* Begin EXCERPTED DATA *

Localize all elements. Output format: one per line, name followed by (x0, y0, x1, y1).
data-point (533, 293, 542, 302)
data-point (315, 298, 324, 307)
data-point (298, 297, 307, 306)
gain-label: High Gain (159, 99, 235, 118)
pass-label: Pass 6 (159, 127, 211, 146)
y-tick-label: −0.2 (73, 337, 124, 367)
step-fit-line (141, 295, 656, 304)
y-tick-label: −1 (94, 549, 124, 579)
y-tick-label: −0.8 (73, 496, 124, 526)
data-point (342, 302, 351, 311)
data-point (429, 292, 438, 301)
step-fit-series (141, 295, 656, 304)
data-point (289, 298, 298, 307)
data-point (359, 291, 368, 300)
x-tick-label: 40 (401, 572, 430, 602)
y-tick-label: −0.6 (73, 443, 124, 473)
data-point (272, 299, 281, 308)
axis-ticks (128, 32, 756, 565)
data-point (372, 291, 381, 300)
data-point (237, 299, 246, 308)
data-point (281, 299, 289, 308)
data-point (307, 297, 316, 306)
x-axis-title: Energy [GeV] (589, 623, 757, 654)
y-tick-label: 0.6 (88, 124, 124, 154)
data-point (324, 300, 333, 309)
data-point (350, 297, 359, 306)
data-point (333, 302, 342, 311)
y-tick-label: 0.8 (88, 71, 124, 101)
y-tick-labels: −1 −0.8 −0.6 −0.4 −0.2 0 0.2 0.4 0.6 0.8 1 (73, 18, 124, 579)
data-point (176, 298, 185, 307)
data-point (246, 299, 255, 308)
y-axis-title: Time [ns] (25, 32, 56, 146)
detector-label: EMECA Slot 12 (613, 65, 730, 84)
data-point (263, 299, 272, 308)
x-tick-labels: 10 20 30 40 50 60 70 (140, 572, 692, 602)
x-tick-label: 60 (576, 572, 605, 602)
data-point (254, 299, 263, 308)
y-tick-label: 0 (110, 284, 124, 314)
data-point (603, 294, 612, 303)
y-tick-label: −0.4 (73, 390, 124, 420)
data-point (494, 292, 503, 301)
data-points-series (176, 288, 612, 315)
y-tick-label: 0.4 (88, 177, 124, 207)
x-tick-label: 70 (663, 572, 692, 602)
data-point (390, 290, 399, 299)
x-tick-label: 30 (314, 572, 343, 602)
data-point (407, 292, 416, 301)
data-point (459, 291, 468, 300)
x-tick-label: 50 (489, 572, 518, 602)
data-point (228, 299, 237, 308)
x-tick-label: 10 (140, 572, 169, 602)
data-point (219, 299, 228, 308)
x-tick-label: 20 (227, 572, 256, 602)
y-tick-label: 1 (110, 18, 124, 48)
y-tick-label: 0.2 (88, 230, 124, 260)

* End EXCERPTED DATA *

■ TASK PROMPT ■
Gather every line of the records above that contains the string "step".

■ FULL RESPONSE ■
step-fit-line (141, 295, 656, 304)
step-fit-series (141, 295, 656, 304)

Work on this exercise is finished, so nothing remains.